■ Direction: Track down each line that has the word "荷塘月色" and copy it.

■ Data to use:
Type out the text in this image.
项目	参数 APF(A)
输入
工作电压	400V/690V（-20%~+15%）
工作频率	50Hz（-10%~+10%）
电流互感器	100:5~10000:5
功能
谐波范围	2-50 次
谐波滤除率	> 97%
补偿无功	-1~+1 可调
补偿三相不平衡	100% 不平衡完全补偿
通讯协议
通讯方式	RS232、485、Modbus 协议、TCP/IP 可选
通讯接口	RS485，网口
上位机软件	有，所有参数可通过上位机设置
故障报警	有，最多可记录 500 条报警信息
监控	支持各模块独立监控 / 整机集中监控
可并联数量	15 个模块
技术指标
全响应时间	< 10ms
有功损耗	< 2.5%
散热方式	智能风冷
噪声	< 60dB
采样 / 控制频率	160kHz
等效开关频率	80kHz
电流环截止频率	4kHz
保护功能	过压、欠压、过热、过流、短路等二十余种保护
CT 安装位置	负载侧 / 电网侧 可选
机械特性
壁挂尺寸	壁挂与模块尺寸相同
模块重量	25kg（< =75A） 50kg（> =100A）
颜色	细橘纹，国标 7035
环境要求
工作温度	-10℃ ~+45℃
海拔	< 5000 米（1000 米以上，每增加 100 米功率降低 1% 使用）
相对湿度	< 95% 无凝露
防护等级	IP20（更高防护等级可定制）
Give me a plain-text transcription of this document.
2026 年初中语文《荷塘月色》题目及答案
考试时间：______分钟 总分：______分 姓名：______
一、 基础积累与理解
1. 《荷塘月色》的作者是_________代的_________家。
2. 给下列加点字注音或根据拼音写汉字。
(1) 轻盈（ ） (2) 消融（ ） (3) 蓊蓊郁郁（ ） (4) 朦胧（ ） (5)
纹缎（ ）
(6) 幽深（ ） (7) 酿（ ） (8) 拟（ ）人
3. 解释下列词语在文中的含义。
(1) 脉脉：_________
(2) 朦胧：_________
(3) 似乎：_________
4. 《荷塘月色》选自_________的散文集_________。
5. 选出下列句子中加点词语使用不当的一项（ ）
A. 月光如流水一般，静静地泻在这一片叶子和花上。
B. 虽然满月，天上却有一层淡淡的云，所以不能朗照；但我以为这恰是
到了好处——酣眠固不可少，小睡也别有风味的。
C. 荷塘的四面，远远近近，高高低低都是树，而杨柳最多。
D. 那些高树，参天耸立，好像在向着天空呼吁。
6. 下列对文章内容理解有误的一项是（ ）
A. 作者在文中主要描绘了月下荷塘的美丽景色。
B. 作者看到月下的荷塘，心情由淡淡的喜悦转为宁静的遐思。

■ Result:
2026 年初中语文《荷塘月色》题目及答案
1. 《荷塘月色》的作者是_________代的_________家。
4. 《荷塘月色》选自_________的散文集_________。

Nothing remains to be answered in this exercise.